**Requirements:** Read the material below and tally how many lines hold the word "Triplet", giving the number and nothing else.

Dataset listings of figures
══════

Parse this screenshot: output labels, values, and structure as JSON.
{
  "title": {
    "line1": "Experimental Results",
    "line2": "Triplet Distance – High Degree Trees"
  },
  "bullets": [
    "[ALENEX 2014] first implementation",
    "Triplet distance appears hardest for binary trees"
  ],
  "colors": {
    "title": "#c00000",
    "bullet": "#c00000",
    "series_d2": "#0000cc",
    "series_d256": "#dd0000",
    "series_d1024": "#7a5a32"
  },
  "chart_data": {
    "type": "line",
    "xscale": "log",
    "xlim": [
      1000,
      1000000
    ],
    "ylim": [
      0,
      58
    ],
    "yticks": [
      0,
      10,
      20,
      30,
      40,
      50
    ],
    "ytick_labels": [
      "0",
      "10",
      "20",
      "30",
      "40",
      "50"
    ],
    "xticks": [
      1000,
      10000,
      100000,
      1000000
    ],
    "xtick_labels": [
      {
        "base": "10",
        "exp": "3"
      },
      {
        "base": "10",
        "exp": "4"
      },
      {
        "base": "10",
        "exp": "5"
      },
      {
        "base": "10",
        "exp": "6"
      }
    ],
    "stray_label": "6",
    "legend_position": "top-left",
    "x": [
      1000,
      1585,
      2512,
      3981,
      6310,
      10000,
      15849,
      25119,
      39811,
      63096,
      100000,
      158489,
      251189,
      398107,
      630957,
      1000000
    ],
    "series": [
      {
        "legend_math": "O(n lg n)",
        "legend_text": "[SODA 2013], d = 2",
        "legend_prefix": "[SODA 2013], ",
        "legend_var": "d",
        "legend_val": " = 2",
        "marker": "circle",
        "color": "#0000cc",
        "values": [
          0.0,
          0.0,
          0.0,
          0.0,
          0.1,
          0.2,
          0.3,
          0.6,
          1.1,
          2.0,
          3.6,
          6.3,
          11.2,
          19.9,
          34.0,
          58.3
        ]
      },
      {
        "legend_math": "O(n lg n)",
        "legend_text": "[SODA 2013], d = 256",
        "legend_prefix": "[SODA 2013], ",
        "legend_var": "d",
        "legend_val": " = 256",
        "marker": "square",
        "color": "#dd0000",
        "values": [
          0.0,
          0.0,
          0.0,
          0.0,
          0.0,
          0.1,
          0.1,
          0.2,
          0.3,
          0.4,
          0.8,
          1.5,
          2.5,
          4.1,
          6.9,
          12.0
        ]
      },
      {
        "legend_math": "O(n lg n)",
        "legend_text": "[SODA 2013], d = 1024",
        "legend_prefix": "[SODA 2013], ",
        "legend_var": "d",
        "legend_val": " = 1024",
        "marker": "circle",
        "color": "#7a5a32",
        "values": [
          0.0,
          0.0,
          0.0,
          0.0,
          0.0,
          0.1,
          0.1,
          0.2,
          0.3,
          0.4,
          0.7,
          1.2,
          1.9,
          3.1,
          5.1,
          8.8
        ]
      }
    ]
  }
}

══════

**Solution below:** 2